§ PASSAGE SHOWN:
My home infrastructure has been gradually more and more complex, mostly because I like testing things in home before using them in production. This describes bit more my multi-container workload handling (an earlier post in 2024 covered it briefly too, but there has been a lot of developments since).

Background

A lot of the software I self-host consists of single containers. For them I have rather nice pyinfra deployment script for each, which sets up the container as systemd unit, making it possible to start and stop the podman container on demand (and to start it on boot), handle upgrades, etc. in unified way.

Some of the software is more complex, with multiple interlinked containers. For that, docker compose (or podman-compose) is the typical solution. I am not personally a fan though, as I try to make the multi-container workloads highly available and as easy to manager and as observable as possible (with minimal effort) and for that sticking them in my Kubernetes cluster is the thing.

The problem with that is infrastructure as code approach to my home infrastructure. I have yet to come up with good plan for it. This describes mostly stuff that doesn’t work, or at least is bit painful to deal with, so caveat emptor.

§ WORK TO BE COMPLETED:
From the post on handling multi-container workloads at home, extract the passage starting with "Some of the" and going on through "so caveat emptor.", word for word.

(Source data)
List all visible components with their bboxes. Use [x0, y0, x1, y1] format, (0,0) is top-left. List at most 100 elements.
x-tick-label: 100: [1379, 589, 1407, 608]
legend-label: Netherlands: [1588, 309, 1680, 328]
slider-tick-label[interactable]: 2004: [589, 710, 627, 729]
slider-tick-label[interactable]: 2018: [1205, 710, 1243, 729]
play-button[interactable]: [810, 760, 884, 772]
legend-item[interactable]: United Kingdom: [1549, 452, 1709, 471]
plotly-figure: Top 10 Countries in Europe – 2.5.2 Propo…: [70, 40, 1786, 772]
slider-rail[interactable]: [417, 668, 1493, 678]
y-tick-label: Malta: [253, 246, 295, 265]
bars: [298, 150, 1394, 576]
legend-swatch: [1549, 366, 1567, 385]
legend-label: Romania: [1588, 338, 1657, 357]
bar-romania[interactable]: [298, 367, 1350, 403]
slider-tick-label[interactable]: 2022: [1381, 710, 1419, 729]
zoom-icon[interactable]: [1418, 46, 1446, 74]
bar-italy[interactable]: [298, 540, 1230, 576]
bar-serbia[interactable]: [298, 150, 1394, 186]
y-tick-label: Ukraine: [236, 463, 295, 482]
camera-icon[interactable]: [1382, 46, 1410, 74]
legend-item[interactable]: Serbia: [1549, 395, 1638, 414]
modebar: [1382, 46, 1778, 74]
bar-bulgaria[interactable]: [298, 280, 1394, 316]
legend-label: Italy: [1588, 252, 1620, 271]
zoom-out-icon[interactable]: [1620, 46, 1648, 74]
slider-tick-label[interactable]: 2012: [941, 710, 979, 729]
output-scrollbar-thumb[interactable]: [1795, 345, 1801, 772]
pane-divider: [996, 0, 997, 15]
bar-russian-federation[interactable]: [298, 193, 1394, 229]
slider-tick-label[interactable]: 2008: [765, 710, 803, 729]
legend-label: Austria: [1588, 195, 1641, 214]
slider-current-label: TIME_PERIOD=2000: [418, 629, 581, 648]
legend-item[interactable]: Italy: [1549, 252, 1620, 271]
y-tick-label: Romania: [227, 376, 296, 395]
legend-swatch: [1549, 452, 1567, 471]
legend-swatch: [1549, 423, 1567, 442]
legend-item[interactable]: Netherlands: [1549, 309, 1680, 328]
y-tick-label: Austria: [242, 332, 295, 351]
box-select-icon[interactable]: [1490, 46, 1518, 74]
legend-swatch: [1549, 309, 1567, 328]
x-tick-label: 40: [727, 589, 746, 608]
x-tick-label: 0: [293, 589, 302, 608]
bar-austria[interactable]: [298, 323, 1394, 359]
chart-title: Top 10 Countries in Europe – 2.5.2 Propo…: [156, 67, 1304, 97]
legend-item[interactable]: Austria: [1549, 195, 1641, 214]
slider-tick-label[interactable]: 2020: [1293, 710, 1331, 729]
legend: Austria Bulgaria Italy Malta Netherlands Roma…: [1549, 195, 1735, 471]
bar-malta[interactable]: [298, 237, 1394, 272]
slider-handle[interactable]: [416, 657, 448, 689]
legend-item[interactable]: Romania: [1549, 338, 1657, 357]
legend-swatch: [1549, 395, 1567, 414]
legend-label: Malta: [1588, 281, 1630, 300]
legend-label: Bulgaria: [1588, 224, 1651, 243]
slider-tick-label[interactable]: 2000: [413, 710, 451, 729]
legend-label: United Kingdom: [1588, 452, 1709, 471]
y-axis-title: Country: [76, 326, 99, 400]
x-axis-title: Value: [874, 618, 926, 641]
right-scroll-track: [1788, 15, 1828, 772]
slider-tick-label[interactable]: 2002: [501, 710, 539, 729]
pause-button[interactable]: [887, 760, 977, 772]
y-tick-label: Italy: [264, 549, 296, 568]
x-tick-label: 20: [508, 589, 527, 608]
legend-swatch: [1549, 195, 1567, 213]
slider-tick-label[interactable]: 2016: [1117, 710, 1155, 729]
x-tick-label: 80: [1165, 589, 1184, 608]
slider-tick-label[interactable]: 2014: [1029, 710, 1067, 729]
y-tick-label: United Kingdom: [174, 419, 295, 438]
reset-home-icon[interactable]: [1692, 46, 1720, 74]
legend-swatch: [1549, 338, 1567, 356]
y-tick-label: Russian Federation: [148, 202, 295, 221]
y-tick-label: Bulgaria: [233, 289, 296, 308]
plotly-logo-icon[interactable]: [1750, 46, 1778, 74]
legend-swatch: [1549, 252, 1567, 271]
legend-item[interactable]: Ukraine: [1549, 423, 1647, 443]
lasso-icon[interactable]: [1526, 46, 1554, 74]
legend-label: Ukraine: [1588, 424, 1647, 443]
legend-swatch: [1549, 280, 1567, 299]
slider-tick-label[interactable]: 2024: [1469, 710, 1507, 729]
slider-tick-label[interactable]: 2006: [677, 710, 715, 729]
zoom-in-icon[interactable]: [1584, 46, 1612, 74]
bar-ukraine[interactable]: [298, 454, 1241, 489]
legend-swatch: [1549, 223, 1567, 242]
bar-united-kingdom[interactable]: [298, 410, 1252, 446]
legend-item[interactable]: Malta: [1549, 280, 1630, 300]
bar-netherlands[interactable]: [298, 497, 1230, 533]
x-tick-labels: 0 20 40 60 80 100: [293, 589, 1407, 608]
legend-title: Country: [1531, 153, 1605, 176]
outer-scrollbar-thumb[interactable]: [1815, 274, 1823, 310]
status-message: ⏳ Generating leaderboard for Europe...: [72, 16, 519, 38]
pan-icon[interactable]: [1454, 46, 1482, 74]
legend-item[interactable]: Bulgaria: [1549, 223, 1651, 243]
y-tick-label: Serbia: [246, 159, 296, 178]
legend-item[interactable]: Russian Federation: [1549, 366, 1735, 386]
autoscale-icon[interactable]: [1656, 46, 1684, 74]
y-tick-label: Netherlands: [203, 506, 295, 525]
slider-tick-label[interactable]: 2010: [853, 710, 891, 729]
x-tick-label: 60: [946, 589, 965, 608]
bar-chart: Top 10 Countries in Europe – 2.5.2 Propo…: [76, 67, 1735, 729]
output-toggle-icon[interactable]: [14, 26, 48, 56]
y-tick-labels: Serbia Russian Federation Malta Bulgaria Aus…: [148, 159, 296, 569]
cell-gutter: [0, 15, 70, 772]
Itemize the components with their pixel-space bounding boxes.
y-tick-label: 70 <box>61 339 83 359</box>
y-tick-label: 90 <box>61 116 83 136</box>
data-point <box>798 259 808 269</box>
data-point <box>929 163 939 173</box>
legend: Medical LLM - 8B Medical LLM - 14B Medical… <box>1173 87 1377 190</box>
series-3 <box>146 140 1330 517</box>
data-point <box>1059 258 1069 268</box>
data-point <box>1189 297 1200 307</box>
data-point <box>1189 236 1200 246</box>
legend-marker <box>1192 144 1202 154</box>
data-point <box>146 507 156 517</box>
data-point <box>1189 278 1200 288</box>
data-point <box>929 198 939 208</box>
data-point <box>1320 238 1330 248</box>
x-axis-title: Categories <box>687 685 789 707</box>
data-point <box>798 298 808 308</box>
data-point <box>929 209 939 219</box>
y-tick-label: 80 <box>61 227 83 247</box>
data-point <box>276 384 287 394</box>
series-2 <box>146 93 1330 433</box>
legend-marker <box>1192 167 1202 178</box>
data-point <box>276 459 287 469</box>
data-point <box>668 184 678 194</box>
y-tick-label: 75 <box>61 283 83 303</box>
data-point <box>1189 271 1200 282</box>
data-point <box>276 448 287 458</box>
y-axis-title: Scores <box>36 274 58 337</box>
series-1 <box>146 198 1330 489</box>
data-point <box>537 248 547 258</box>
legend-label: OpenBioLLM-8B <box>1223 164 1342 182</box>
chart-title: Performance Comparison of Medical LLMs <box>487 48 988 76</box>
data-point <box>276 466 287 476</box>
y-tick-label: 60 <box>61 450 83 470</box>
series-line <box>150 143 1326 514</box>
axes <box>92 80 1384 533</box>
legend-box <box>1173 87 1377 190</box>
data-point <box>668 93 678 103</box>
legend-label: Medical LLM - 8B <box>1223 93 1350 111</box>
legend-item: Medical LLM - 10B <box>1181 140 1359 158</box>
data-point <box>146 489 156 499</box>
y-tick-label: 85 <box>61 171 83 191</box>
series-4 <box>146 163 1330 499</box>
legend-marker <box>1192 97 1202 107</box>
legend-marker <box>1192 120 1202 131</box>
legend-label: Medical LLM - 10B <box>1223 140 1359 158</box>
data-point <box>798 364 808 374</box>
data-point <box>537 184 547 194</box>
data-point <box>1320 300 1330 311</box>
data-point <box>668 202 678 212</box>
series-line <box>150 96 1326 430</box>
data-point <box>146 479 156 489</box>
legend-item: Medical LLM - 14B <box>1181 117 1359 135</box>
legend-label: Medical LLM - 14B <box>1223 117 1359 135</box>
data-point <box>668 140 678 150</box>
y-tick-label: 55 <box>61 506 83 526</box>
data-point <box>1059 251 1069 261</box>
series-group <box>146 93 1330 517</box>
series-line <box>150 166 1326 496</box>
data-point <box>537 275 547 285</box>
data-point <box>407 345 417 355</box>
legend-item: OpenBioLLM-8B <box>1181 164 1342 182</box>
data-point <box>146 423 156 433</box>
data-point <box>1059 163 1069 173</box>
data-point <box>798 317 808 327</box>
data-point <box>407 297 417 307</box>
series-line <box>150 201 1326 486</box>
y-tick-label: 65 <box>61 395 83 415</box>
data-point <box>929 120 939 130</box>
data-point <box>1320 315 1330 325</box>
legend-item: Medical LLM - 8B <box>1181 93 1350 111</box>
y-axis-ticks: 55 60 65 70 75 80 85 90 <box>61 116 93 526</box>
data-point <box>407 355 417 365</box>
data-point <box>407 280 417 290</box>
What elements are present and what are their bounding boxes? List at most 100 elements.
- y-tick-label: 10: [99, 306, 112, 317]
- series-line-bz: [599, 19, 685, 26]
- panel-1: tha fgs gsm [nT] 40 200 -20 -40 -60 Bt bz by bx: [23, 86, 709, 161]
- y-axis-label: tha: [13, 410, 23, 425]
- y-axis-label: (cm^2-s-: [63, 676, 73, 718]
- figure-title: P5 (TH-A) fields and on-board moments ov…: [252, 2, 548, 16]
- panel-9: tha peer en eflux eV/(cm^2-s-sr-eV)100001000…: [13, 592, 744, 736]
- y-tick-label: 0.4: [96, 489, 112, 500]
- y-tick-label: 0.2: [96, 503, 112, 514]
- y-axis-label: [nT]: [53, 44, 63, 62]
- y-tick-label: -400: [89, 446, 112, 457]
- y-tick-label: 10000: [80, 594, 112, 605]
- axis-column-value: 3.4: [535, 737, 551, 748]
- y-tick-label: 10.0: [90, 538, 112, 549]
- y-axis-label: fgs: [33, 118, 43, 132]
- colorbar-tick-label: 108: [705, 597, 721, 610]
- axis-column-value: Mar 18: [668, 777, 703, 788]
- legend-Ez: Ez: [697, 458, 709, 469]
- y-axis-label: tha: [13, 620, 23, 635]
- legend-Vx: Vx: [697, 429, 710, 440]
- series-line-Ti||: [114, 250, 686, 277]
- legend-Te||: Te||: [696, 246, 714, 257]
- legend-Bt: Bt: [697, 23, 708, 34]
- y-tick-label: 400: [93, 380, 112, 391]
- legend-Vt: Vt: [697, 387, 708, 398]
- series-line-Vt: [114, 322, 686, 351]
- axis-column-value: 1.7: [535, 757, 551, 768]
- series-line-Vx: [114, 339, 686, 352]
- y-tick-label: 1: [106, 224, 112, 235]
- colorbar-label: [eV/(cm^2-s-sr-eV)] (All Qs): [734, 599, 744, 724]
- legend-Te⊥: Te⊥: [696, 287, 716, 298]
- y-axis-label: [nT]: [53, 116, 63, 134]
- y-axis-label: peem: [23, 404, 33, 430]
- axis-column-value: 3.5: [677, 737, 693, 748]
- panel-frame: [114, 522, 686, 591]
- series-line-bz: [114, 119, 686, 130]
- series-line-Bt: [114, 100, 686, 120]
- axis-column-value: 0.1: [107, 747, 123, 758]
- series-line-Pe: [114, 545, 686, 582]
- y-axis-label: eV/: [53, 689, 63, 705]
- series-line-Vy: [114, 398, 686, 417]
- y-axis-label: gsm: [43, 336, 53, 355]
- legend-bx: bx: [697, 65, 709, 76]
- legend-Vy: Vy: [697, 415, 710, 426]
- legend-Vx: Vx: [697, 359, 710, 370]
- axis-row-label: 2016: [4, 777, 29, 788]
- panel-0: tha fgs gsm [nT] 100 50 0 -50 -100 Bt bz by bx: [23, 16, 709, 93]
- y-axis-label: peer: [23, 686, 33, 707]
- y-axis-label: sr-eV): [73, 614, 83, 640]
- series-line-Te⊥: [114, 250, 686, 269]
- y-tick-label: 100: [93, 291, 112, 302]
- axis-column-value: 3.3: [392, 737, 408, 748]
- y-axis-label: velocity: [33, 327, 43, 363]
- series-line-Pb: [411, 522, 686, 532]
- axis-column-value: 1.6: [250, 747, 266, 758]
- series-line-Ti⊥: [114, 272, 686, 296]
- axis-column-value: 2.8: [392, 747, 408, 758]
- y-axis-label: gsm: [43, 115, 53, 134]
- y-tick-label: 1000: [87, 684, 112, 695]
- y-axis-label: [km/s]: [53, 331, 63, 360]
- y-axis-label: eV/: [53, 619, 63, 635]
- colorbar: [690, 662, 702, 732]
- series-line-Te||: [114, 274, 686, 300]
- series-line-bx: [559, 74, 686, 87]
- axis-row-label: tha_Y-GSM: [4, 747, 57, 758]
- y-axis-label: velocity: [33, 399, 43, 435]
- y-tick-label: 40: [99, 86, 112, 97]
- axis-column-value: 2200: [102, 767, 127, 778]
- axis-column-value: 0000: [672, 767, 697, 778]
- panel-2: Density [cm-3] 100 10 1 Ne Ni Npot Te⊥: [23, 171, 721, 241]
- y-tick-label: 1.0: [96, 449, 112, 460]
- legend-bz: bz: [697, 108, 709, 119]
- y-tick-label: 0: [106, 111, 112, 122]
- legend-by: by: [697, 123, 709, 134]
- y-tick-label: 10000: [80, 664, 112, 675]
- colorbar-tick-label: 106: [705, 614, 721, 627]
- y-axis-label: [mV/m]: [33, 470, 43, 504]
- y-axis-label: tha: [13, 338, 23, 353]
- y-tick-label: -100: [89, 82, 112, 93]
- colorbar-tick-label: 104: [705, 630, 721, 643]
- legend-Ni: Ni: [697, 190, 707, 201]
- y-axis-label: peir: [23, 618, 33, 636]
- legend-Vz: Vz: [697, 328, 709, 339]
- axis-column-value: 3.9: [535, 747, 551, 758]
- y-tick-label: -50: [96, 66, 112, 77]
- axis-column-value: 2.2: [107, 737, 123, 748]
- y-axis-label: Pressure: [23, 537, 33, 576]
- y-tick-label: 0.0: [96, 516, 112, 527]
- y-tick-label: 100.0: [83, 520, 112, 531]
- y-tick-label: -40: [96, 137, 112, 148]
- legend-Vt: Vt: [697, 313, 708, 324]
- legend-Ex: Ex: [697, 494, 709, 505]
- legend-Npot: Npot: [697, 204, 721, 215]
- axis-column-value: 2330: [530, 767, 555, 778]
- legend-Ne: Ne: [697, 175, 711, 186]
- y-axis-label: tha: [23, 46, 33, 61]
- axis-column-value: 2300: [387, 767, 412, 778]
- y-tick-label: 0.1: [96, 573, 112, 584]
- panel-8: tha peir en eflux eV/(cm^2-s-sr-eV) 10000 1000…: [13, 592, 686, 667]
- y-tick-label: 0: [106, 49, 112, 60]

§ EXERCISE ANSWER:
Some of the software is more complex, with multiple interlinked containers. For that, docker compose (or podman-compose) is the typical solution. I am not personally a fan though, as I try to make the multi-container workloads highly available and as easy to manager and as observable as possible (with minimal effort) and for that sticking them in my Kubernetes cluster is the thing.

The problem with that is infrastructure as code approach to my home infrastructure. I have yet to come up with good plan for it. This describes mostly stuff that doesn’t work, or at least is bit painful to deal with, so caveat emptor.